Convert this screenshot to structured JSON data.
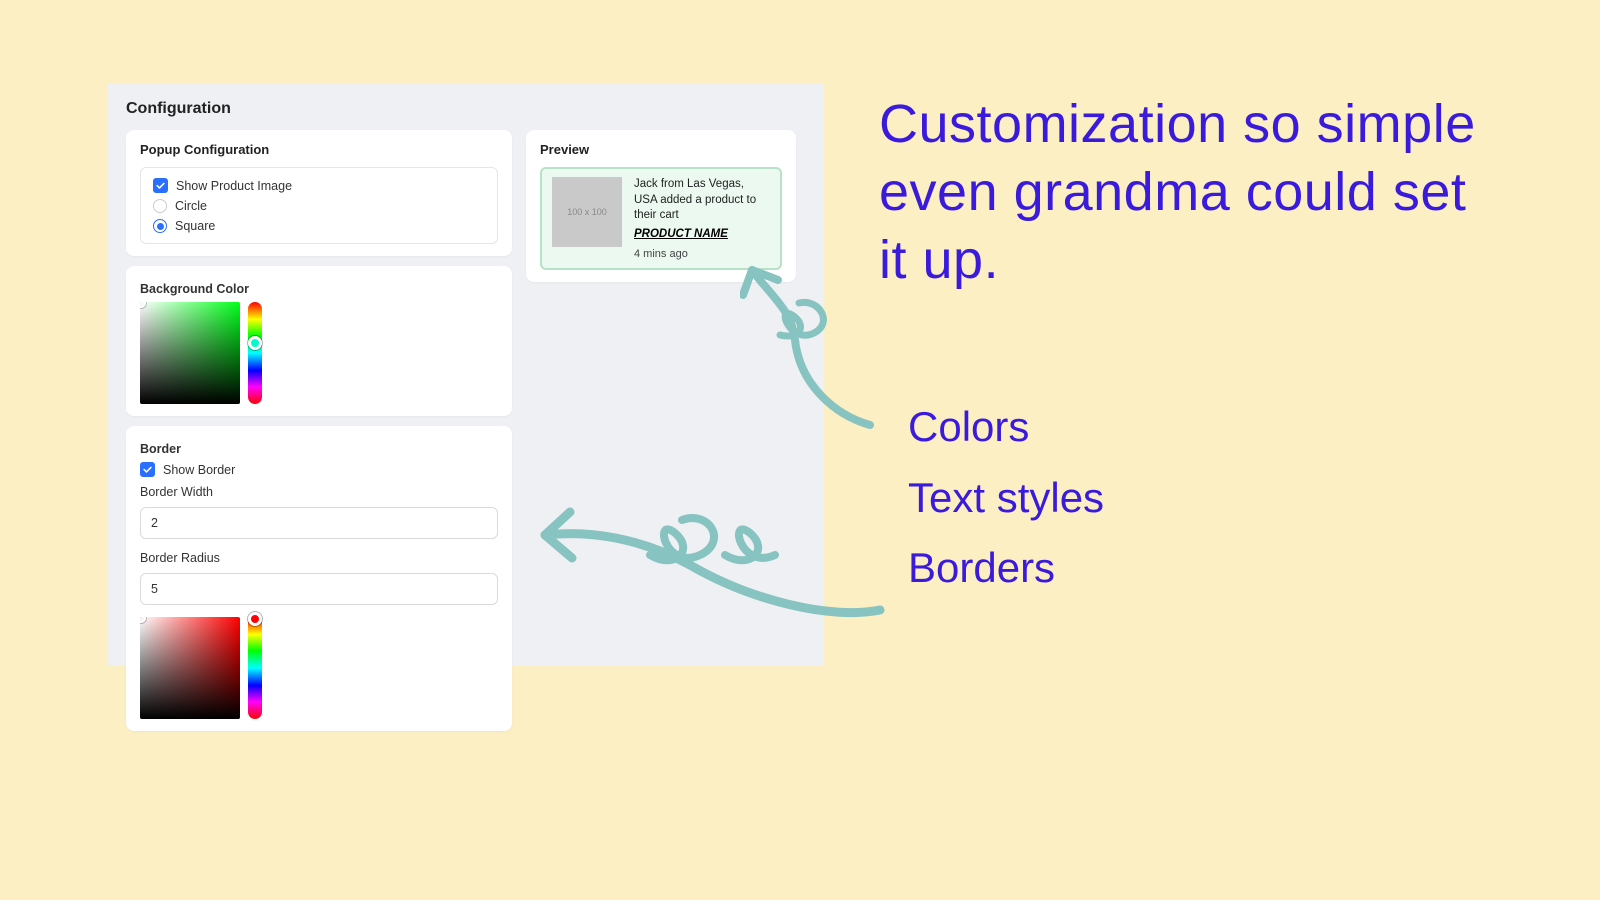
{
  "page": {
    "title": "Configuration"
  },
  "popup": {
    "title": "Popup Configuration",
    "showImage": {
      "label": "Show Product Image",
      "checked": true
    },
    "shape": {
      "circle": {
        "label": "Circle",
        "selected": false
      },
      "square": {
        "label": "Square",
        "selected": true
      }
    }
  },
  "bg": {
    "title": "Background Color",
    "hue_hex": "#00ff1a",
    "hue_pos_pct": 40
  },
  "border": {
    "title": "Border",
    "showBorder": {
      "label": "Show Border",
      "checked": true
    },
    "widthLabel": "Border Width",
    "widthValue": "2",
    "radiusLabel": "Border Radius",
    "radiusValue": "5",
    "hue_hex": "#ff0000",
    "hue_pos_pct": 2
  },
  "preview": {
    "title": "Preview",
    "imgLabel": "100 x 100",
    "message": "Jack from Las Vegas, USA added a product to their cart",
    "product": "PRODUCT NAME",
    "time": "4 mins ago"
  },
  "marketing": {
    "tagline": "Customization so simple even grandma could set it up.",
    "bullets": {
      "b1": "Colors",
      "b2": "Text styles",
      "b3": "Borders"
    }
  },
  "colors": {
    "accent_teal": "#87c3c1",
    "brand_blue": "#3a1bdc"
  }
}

## TASK STATEMENT
Pull out each line of the entries that contains "title".

## RESPONSE TO THE TASK
    "title": "Configuration"
    "title": "Popup Configuration",
    "title": "Background Color",
    "title": "Border",
    "title": "Preview",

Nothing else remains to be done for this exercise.